▶ _练习 1_:
根据这篇随感回答：
(a) 作者平生第一次发表作品是在何时？
(b) 作者最初接触《诗歌报》大概是哪一年？
(c) 作者在街坊家的旧房子里捡到那几本诗集时年龄多大？

《诗歌报》 创刊40周年随感

2024-12-03 00:00:00赵原
诗歌月刊 2024年12期

灰马

巨石般的灰马 和一个

动荡之后的年代 休斯走远了

草原开满野花

云一般的灰马 呼着气

一动也不动 远离马群的

灰马 低垂着头 鬃毛

和后蹄 冒着热气

休斯走远了 灰马

它忍受着 它的沉闷和灰暗

在草原摧开野花

这是我首次在《诗歌报月刊》上发表的一组作品中的一首,也是我平生的第一次发表。时间是1994年7月。时隔三十年再读此诗,其中的比兴、寓意和感受在潮打空城、时移世变后似乎愈见清晰。

我最初接触到《诗歌报》,大概是1989年。那时《诗歌报》还是一张纸质、印刷都较普通的大开的报纸。在此之前,我学诗已有两年。八十年代中期,人民文学出版社出过一套手掌大小的“外国名诗”系列,其中有聂鲁达的《诗与颂歌》、惠特曼的《我在梦里梦见》、波德莱尔的《恶之花》、庞德等人的《邻笛集》等等。那一年我十六岁,很偶然地在一位街坊家的旧房子里捡到其中的几本。第一次读到《恶之花》,那种震颤和惊恐的感觉至今难忘。一直把郭小川、贺敬之、郭沫若、何其芳等视为诗歌写作之圭臬的乡村少年,做梦都没有想到过,诗歌还能这样写。在读到那本诗集的那一刻,我已经被彻底改变了,生命中的“另一个我”被唤醒了!

▶ _所给资料_:
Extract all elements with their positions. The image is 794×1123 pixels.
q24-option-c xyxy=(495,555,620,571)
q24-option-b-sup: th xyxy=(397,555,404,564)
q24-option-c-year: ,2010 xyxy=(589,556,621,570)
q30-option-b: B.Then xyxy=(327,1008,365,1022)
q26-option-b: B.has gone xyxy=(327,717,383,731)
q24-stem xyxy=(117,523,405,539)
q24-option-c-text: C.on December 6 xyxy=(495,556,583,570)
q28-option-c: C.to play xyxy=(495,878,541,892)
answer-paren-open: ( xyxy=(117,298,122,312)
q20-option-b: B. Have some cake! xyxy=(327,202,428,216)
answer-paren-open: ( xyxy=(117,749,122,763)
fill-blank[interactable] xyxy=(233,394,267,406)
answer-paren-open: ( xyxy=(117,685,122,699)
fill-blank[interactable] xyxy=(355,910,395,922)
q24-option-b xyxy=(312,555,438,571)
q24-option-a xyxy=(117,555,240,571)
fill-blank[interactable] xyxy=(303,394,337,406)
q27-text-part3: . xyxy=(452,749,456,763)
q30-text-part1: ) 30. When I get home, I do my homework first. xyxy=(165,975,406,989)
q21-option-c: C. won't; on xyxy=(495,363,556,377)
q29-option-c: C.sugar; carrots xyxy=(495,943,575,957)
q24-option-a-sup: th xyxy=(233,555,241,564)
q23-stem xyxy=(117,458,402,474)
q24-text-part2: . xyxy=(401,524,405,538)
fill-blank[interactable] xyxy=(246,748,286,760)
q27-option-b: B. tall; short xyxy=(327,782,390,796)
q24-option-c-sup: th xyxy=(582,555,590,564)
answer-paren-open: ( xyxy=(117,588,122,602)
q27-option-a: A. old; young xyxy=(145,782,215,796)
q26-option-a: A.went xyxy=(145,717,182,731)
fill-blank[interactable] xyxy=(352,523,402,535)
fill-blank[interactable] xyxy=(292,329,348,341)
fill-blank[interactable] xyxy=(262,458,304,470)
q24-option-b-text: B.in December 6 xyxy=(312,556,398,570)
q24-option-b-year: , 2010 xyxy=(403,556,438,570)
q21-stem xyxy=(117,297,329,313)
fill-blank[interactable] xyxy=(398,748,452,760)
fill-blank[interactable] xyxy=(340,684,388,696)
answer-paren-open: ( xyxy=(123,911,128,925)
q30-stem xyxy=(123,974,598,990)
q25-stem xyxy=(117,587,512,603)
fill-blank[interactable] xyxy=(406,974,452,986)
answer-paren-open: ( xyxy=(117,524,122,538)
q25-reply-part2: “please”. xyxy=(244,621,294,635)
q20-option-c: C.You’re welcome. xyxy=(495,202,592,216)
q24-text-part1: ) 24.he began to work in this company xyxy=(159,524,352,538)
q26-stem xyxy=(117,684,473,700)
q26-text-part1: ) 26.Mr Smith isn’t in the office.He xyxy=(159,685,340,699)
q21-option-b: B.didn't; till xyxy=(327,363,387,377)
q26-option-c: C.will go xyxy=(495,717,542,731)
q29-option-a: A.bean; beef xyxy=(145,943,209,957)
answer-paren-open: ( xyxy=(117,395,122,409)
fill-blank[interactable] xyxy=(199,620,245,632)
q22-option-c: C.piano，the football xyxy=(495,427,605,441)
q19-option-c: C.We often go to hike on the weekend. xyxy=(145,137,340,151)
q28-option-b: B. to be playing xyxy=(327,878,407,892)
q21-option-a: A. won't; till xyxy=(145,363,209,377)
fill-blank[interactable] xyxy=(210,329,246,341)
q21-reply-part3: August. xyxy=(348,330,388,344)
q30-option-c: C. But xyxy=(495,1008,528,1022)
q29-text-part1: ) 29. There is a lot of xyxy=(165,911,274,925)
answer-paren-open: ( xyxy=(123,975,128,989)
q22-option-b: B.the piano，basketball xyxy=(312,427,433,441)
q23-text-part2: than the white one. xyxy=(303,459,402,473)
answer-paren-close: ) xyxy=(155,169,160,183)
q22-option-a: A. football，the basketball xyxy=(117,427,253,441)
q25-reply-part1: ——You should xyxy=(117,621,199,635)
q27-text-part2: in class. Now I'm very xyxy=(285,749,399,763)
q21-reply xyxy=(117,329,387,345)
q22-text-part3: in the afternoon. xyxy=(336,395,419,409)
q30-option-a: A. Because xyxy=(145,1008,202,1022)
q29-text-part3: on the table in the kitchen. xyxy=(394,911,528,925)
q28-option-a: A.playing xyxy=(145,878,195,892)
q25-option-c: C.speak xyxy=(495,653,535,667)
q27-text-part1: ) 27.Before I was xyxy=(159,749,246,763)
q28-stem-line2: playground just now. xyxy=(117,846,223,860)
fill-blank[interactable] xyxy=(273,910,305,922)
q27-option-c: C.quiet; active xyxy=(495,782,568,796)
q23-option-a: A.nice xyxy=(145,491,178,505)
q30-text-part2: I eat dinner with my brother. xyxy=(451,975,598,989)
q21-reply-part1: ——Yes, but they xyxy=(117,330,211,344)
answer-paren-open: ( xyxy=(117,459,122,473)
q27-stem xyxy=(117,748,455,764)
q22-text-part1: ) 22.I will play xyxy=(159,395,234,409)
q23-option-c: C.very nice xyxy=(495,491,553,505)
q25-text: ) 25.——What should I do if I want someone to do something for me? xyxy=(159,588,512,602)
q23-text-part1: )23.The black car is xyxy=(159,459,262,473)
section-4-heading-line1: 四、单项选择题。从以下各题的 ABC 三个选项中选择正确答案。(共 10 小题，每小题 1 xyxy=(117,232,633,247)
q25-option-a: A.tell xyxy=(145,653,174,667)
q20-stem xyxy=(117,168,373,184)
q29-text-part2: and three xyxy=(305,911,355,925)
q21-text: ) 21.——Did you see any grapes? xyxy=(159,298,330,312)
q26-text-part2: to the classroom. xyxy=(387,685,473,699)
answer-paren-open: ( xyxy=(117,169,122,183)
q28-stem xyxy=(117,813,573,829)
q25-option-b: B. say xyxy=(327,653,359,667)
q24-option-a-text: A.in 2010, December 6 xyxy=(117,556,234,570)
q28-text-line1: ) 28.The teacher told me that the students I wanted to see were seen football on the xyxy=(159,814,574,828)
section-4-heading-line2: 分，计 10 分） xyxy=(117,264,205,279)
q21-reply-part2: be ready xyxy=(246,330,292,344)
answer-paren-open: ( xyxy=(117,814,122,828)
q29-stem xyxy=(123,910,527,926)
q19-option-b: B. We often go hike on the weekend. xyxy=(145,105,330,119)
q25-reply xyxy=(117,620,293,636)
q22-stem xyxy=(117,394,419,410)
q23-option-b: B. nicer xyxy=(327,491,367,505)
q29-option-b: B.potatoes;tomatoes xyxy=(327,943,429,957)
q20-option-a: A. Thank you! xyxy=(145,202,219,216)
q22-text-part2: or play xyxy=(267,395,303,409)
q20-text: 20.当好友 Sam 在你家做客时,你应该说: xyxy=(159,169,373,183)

▶ _练习 2_: 请将记录中从开头至含有“q24-stem xyxy=(117,523,405,539)”的那一行之间的各行（首尾两行均包括在内）转换为 Markdown 表格，列名分别为“序号”和“内容”，略去空行，仅处理这一范围内的行。

▶ _参考答案 1_:
(a) 1994年7月。
(b) 大概是1989年。
(c) 十六岁。

▶ _参考答案 2_:
| 序号 | 内容 |
|---|---|
| 1 | Extract all elements with their positions. The image is 794×1123 pixels. |
| 2 | q24-option-c xyxy=(495,555,620,571) |
| 3 | q24-option-b-sup: th xyxy=(397,555,404,564) |
| 4 | q24-option-c-year: ,2010 xyxy=(589,556,621,570) |
| 5 | q30-option-b: B.Then xyxy=(327,1008,365,1022) |
| 6 | q26-option-b: B.has gone xyxy=(327,717,383,731) |
| 7 | q24-stem xyxy=(117,523,405,539) |